> [GIVEN TASK]
Repeat, exactly and completely, the material that follows. Omit the pictures.

> [EXCERPTED RECORDS]
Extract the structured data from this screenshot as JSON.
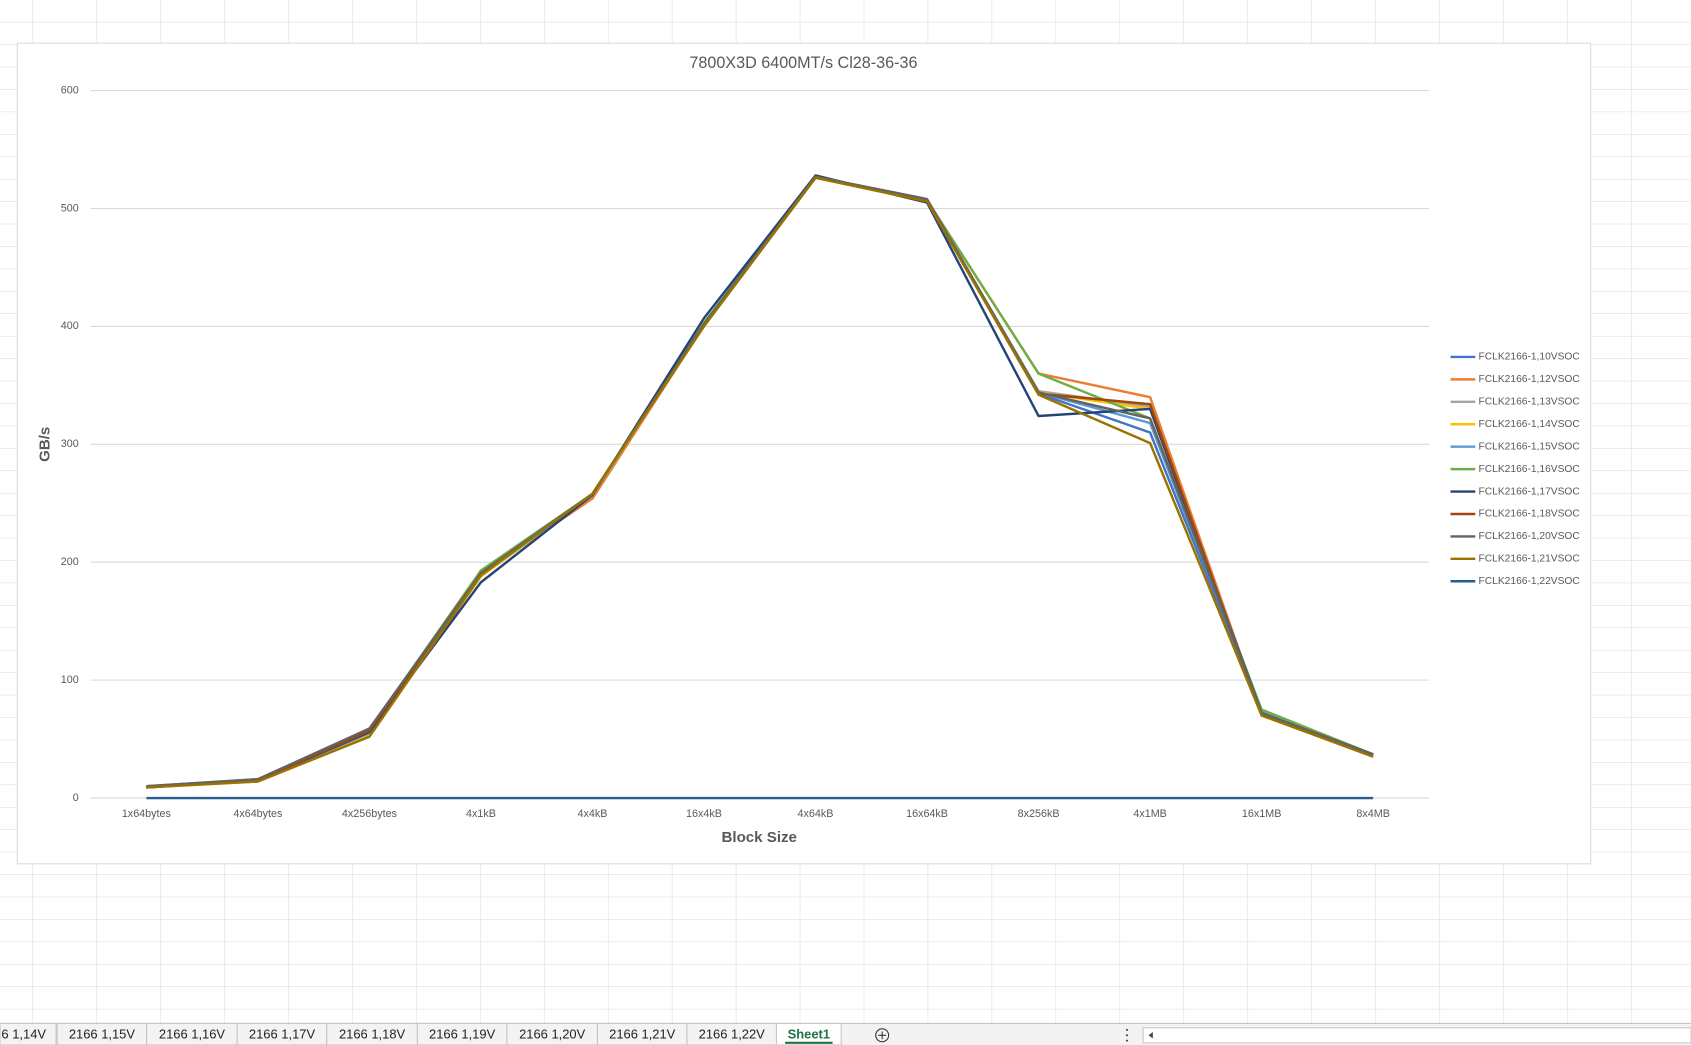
{
  "chart_data": {
    "type": "line",
    "title": "7800X3D 6400MT/s Cl28-36-36",
    "x_label": "Block Size",
    "y_label": "GB/s",
    "categories": [
      "1x64bytes",
      "4x64bytes",
      "4x256bytes",
      "4x1kB",
      "4x4kB",
      "16x4kB",
      "4x64kB",
      "16x64kB",
      "8x256kB",
      "4x1MB",
      "16x1MB",
      "8x4MB"
    ],
    "ylim": [
      0,
      600
    ],
    "yticks": [
      0,
      100,
      200,
      300,
      400,
      500,
      600
    ],
    "grid": true,
    "legend": "right",
    "series": [
      {
        "name": "FCLK2166-1,10VSOC",
        "color": "#4472C4",
        "values": [
          9,
          15,
          55,
          188,
          257,
          402,
          527,
          506,
          343,
          310,
          72,
          36
        ]
      },
      {
        "name": "FCLK2166-1,12VSOC",
        "color": "#ED7D31",
        "values": [
          9,
          15,
          56,
          190,
          254,
          401,
          527,
          507,
          360,
          340,
          71,
          36
        ]
      },
      {
        "name": "FCLK2166-1,13VSOC",
        "color": "#A5A5A5",
        "values": [
          9,
          15,
          56,
          190,
          257,
          401,
          527,
          507,
          345,
          332,
          73,
          37
        ]
      },
      {
        "name": "FCLK2166-1,14VSOC",
        "color": "#FFC000",
        "values": [
          9,
          14,
          53,
          188,
          257,
          401,
          526,
          506,
          344,
          330,
          72,
          36
        ]
      },
      {
        "name": "FCLK2166-1,15VSOC",
        "color": "#5B9BD5",
        "values": [
          9,
          15,
          55,
          189,
          257,
          402,
          527,
          507,
          344,
          318,
          73,
          36
        ]
      },
      {
        "name": "FCLK2166-1,16VSOC",
        "color": "#70AD47",
        "values": [
          10,
          16,
          58,
          193,
          258,
          403,
          527,
          507,
          360,
          322,
          75,
          37
        ]
      },
      {
        "name": "FCLK2166-1,17VSOC",
        "color": "#264478",
        "values": [
          9,
          15,
          56,
          183,
          257,
          407,
          528,
          505,
          324,
          330,
          72,
          37
        ]
      },
      {
        "name": "FCLK2166-1,18VSOC",
        "color": "#9E480E",
        "values": [
          9,
          15,
          57,
          190,
          258,
          402,
          527,
          507,
          343,
          334,
          70,
          36
        ]
      },
      {
        "name": "FCLK2166-1,20VSOC",
        "color": "#636363",
        "values": [
          10,
          16,
          59,
          191,
          258,
          402,
          527,
          508,
          344,
          322,
          72,
          37
        ]
      },
      {
        "name": "FCLK2166-1,21VSOC",
        "color": "#997300",
        "values": [
          9,
          14,
          52,
          189,
          258,
          400,
          526,
          506,
          342,
          301,
          70,
          35
        ]
      },
      {
        "name": "FCLK2166-1,22VSOC",
        "color": "#255E91",
        "values": [
          0,
          0,
          0,
          0,
          0,
          0,
          0,
          0,
          0,
          0,
          0,
          0
        ]
      }
    ]
  },
  "sheet_tabs": [
    "6 1,14V",
    "2166 1,15V",
    "2166 1,16V",
    "2166 1,17V",
    "2166 1,18V",
    "2166 1,19V",
    "2166 1,20V",
    "2166 1,21V",
    "2166 1,22V",
    "Sheet1"
  ],
  "active_tab": 9
}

> [WORKED SOLUTION]
Extract the structured data from this screenshot as JSON.
{
  "chart_data": {
    "type": "line",
    "title": "7800X3D 6400MT/s Cl28-36-36",
    "x_label": "Block Size",
    "y_label": "GB/s",
    "categories": [
      "1x64bytes",
      "4x64bytes",
      "4x256bytes",
      "4x1kB",
      "4x4kB",
      "16x4kB",
      "4x64kB",
      "16x64kB",
      "8x256kB",
      "4x1MB",
      "16x1MB",
      "8x4MB"
    ],
    "ylim": [
      0,
      600
    ],
    "yticks": [
      0,
      100,
      200,
      300,
      400,
      500,
      600
    ],
    "grid": true,
    "legend": "right",
    "series": [
      {
        "name": "FCLK2166-1,10VSOC",
        "color": "#4472C4",
        "values": [
          9,
          15,
          55,
          188,
          257,
          402,
          527,
          506,
          343,
          310,
          72,
          36
        ]
      },
      {
        "name": "FCLK2166-1,12VSOC",
        "color": "#ED7D31",
        "values": [
          9,
          15,
          56,
          190,
          254,
          401,
          527,
          507,
          360,
          340,
          71,
          36
        ]
      },
      {
        "name": "FCLK2166-1,13VSOC",
        "color": "#A5A5A5",
        "values": [
          9,
          15,
          56,
          190,
          257,
          401,
          527,
          507,
          345,
          332,
          73,
          37
        ]
      },
      {
        "name": "FCLK2166-1,14VSOC",
        "color": "#FFC000",
        "values": [
          9,
          14,
          53,
          188,
          257,
          401,
          526,
          506,
          344,
          330,
          72,
          36
        ]
      },
      {
        "name": "FCLK2166-1,15VSOC",
        "color": "#5B9BD5",
        "values": [
          9,
          15,
          55,
          189,
          257,
          402,
          527,
          507,
          344,
          318,
          73,
          36
        ]
      },
      {
        "name": "FCLK2166-1,16VSOC",
        "color": "#70AD47",
        "values": [
          10,
          16,
          58,
          193,
          258,
          403,
          527,
          507,
          360,
          322,
          75,
          37
        ]
      },
      {
        "name": "FCLK2166-1,17VSOC",
        "color": "#264478",
        "values": [
          9,
          15,
          56,
          183,
          257,
          407,
          528,
          505,
          324,
          330,
          72,
          37
        ]
      },
      {
        "name": "FCLK2166-1,18VSOC",
        "color": "#9E480E",
        "values": [
          9,
          15,
          57,
          190,
          258,
          402,
          527,
          507,
          343,
          334,
          70,
          36
        ]
      },
      {
        "name": "FCLK2166-1,20VSOC",
        "color": "#636363",
        "values": [
          10,
          16,
          59,
          191,
          258,
          402,
          527,
          508,
          344,
          322,
          72,
          37
        ]
      },
      {
        "name": "FCLK2166-1,21VSOC",
        "color": "#997300",
        "values": [
          9,
          14,
          52,
          189,
          258,
          400,
          526,
          506,
          342,
          301,
          70,
          35
        ]
      },
      {
        "name": "FCLK2166-1,22VSOC",
        "color": "#255E91",
        "values": [
          0,
          0,
          0,
          0,
          0,
          0,
          0,
          0,
          0,
          0,
          0,
          0
        ]
      }
    ]
  },
  "sheet_tabs": [
    "6 1,14V",
    "2166 1,15V",
    "2166 1,16V",
    "2166 1,17V",
    "2166 1,18V",
    "2166 1,19V",
    "2166 1,20V",
    "2166 1,21V",
    "2166 1,22V",
    "Sheet1"
  ],
  "active_tab": 9
}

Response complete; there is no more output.